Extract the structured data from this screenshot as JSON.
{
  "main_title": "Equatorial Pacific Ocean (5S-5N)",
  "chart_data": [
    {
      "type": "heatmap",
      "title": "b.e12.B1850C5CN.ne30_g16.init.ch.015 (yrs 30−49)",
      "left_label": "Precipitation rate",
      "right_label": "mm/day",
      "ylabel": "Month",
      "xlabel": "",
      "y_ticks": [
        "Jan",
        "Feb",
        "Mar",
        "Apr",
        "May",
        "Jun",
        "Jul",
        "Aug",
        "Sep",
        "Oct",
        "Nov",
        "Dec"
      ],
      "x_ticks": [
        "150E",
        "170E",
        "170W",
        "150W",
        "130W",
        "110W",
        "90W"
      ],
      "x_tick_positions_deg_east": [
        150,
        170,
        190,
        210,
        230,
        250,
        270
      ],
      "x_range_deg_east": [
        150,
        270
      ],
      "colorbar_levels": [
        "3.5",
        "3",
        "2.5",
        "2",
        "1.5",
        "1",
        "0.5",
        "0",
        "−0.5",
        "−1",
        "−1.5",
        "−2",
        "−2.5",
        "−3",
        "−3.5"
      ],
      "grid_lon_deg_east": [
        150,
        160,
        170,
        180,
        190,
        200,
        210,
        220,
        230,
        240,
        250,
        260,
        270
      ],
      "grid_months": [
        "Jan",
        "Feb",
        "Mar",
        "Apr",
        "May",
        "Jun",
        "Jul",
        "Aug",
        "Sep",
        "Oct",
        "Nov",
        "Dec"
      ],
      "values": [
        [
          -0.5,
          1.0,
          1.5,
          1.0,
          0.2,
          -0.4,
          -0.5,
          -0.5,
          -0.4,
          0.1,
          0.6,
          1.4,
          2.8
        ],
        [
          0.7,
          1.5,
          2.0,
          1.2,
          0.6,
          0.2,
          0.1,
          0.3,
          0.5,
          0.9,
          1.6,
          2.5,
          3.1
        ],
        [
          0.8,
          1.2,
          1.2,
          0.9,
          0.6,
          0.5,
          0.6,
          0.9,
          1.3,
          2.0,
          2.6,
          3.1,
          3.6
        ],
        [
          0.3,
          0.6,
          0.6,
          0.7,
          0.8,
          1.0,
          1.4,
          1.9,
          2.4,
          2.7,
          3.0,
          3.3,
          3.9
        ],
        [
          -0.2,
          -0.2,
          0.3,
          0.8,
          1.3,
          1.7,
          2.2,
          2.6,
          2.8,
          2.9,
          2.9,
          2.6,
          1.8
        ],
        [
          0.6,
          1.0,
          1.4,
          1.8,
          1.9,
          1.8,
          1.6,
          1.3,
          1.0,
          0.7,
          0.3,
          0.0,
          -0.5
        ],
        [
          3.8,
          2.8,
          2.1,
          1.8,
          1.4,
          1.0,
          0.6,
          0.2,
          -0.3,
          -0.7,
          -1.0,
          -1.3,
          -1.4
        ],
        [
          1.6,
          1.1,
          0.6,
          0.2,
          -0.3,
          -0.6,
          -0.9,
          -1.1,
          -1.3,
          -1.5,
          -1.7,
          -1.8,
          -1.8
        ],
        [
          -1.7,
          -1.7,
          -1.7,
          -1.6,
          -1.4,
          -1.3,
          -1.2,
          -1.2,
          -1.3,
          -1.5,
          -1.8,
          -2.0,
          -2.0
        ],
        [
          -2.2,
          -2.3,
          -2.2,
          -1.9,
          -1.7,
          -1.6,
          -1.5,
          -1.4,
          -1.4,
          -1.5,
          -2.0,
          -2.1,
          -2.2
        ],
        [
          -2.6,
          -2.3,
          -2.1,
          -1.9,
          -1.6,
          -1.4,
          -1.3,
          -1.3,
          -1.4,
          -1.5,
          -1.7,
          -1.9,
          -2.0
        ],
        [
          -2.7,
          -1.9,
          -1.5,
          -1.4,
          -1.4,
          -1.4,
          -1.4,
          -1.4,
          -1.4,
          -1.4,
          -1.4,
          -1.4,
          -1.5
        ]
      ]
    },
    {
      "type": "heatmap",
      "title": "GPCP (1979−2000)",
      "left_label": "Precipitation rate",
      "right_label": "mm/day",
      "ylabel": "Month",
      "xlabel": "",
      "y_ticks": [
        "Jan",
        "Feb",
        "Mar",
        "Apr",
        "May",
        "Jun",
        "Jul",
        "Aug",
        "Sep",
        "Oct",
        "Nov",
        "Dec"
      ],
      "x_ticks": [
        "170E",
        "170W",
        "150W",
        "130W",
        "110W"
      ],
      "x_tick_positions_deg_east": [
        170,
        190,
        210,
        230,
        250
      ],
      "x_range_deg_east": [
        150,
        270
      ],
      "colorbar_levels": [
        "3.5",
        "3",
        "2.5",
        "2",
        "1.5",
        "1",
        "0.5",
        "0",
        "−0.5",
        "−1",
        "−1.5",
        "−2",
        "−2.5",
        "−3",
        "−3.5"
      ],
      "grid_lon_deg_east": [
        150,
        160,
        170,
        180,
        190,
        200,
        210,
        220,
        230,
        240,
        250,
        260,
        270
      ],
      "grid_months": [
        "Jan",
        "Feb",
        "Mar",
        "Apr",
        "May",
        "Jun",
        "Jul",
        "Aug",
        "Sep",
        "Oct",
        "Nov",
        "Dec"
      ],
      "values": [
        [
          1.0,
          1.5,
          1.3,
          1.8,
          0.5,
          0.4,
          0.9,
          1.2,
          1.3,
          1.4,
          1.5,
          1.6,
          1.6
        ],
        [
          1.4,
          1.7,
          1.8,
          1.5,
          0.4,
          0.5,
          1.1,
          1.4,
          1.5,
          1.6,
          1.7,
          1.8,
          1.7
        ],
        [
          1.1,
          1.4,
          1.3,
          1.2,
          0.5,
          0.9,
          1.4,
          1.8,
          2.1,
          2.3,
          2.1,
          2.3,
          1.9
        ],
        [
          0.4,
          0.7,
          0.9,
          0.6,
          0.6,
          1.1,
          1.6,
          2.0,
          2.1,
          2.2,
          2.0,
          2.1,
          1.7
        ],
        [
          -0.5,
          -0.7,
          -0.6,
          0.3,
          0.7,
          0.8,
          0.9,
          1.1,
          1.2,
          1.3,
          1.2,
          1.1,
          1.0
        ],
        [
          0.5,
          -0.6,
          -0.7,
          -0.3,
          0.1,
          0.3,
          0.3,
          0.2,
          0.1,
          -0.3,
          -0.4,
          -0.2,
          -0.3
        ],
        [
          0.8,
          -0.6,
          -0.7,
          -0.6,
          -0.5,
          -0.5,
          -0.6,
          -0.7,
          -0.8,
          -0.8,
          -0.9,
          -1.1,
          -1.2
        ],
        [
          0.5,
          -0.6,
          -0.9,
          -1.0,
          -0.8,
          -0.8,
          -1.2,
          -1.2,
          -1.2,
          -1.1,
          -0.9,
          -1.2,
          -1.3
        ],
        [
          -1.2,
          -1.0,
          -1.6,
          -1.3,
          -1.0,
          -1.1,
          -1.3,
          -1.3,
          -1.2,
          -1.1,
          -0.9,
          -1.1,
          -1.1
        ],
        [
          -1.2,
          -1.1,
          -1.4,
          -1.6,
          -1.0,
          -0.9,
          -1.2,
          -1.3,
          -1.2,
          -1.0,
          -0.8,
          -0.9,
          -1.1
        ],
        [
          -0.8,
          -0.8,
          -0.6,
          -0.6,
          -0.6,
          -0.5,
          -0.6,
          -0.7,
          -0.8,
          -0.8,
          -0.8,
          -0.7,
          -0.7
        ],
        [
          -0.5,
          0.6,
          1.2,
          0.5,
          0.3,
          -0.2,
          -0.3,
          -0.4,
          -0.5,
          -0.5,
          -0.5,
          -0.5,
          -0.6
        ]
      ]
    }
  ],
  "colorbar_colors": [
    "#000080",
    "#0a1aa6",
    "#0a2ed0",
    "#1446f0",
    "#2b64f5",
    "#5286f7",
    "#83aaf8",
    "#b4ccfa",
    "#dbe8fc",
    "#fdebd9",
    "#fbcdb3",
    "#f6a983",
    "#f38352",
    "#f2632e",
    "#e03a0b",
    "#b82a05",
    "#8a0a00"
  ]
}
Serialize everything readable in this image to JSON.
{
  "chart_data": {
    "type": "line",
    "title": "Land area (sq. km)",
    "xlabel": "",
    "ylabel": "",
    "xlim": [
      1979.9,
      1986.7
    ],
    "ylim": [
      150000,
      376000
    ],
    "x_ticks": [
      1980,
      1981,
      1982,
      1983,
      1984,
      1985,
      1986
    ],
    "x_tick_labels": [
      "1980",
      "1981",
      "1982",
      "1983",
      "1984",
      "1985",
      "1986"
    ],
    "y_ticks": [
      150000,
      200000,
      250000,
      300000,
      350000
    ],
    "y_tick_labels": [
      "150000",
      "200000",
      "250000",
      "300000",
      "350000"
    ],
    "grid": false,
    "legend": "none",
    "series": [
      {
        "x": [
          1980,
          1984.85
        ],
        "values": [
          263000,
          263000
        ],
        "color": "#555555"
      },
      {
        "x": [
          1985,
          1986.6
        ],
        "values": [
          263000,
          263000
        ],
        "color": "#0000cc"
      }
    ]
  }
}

» Instructions for the task:
The lines to reproduce run from the line containing "Serialize everything readable" to the end of the listing; write them out exactly and add nothing.

» Correct output:
Serialize everything readable in this image to JSON.
{
  "chart_data": {
    "type": "line",
    "title": "Land area (sq. km)",
    "xlabel": "",
    "ylabel": "",
    "xlim": [
      1979.9,
      1986.7
    ],
    "ylim": [
      150000,
      376000
    ],
    "x_ticks": [
      1980,
      1981,
      1982,
      1983,
      1984,
      1985,
      1986
    ],
    "x_tick_labels": [
      "1980",
      "1981",
      "1982",
      "1983",
      "1984",
      "1985",
      "1986"
    ],
    "y_ticks": [
      150000,
      200000,
      250000,
      300000,
      350000
    ],
    "y_tick_labels": [
      "150000",
      "200000",
      "250000",
      "300000",
      "350000"
    ],
    "grid": false,
    "legend": "none",
    "series": [
      {
        "x": [
          1980,
          1984.85
        ],
        "values": [
          263000,
          263000
        ],
        "color": "#555555"
      },
      {
        "x": [
          1985,
          1986.6
        ],
        "values": [
          263000,
          263000
        ],
        "color": "#0000cc"
      }
    ]
  }
}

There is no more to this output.